(Dataset entries)
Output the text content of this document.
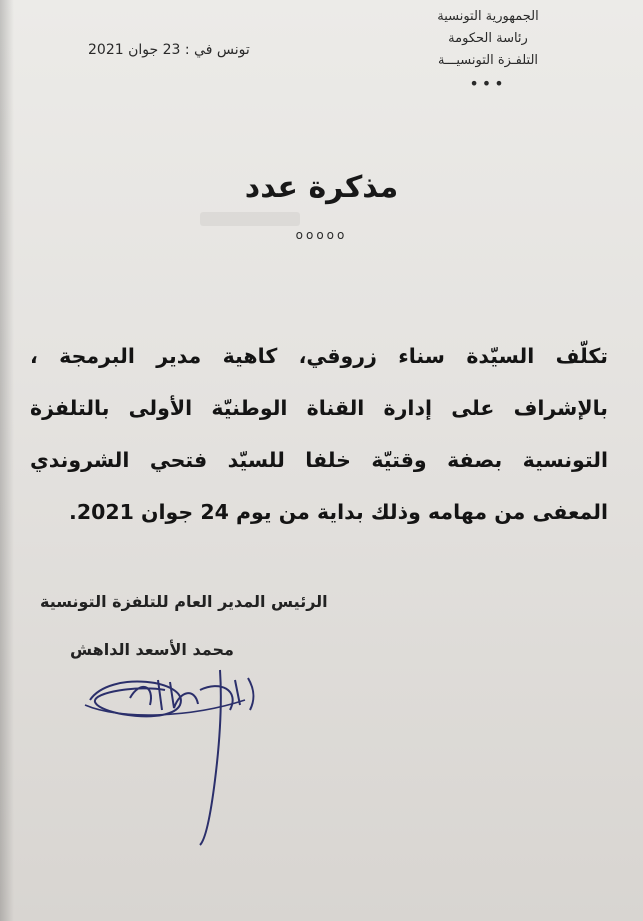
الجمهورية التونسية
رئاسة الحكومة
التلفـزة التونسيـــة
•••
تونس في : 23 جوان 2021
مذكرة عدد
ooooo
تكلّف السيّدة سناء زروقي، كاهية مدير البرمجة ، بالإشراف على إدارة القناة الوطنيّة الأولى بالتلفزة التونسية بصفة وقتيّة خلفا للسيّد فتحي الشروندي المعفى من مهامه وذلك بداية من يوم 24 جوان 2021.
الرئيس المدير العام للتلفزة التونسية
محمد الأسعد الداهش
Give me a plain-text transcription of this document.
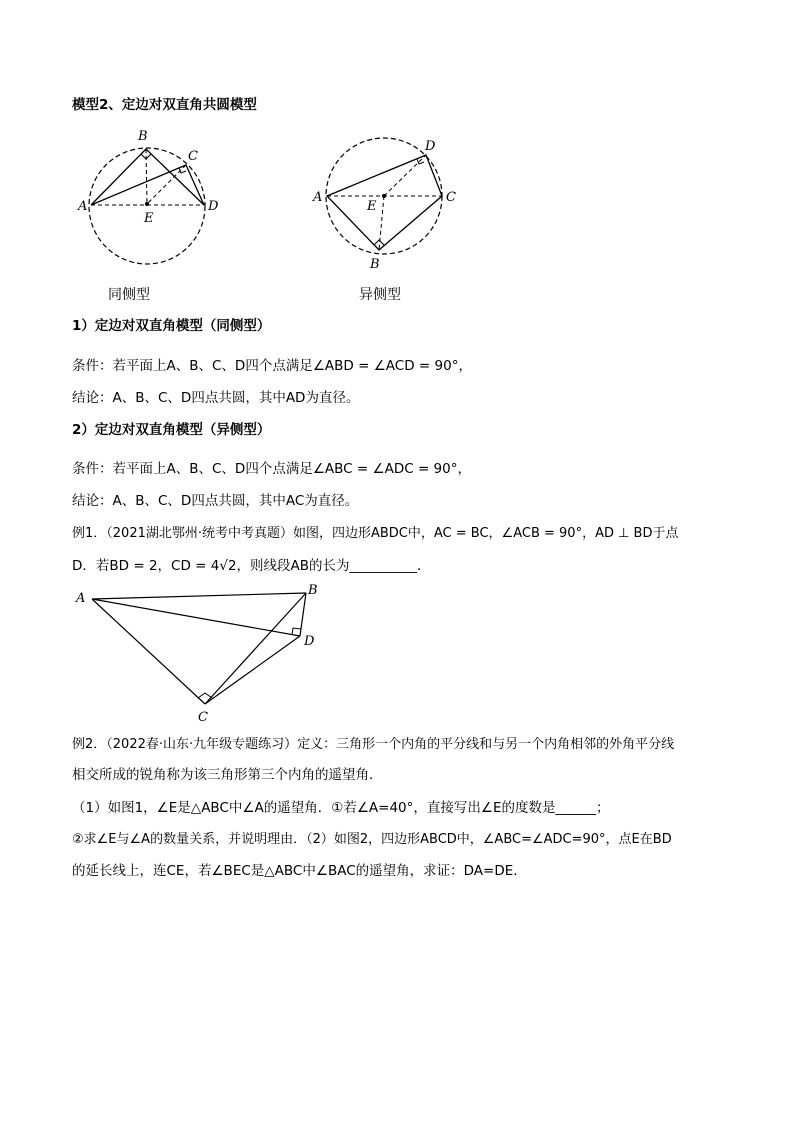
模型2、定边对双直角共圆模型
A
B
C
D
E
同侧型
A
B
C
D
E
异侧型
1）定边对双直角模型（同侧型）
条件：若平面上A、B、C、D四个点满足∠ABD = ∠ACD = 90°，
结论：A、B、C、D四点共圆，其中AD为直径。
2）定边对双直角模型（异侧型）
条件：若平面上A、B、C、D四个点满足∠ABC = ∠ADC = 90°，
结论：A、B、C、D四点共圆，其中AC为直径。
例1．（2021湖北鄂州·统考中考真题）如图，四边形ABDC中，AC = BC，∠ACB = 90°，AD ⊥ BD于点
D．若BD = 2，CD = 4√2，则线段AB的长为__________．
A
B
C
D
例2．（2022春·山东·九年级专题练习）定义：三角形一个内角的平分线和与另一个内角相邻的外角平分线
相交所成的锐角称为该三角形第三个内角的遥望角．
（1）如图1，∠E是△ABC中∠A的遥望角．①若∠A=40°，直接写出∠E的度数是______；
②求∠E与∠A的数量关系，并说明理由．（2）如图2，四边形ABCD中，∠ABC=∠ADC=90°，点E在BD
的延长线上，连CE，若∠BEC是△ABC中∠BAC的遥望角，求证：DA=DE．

The exercise:
Restate each entry word for word, leaving out any pictures.

Task answer:
Output the text content of this document.
الجمهورية التونسية
رئاسة الحكومة
التلفـزة التونسيـــة
•••
تونس في : 23 جوان 2021
مذكرة عدد
ooooo
تكلّف السيّدة سناء زروقي، كاهية مدير البرمجة ، بالإشراف على إدارة القناة الوطنيّة الأولى بالتلفزة التونسية بصفة وقتيّة خلفا للسيّد فتحي الشروندي المعفى من مهامه وذلك بداية من يوم 24 جوان 2021.
الرئيس المدير العام للتلفزة التونسية
محمد الأسعد الداهش
Give me a plain-text transcription of this document.
模型2、定边对双直角共圆模型
A
B
C
D
E
同侧型
A
B
C
D
E
异侧型
1）定边对双直角模型（同侧型）
条件：若平面上A、B、C、D四个点满足∠ABD = ∠ACD = 90°，
结论：A、B、C、D四点共圆，其中AD为直径。
2）定边对双直角模型（异侧型）
条件：若平面上A、B、C、D四个点满足∠ABC = ∠ADC = 90°，
结论：A、B、C、D四点共圆，其中AC为直径。
例1．（2021湖北鄂州·统考中考真题）如图，四边形ABDC中，AC = BC，∠ACB = 90°，AD ⊥ BD于点
D．若BD = 2，CD = 4√2，则线段AB的长为__________．
A
B
C
D
例2．（2022春·山东·九年级专题练习）定义：三角形一个内角的平分线和与另一个内角相邻的外角平分线
相交所成的锐角称为该三角形第三个内角的遥望角．
（1）如图1，∠E是△ABC中∠A的遥望角．①若∠A=40°，直接写出∠E的度数是______；
②求∠E与∠A的数量关系，并说明理由．（2）如图2，四边形ABCD中，∠ABC=∠ADC=90°，点E在BD
的延长线上，连CE，若∠BEC是△ABC中∠BAC的遥望角，求证：DA=DE．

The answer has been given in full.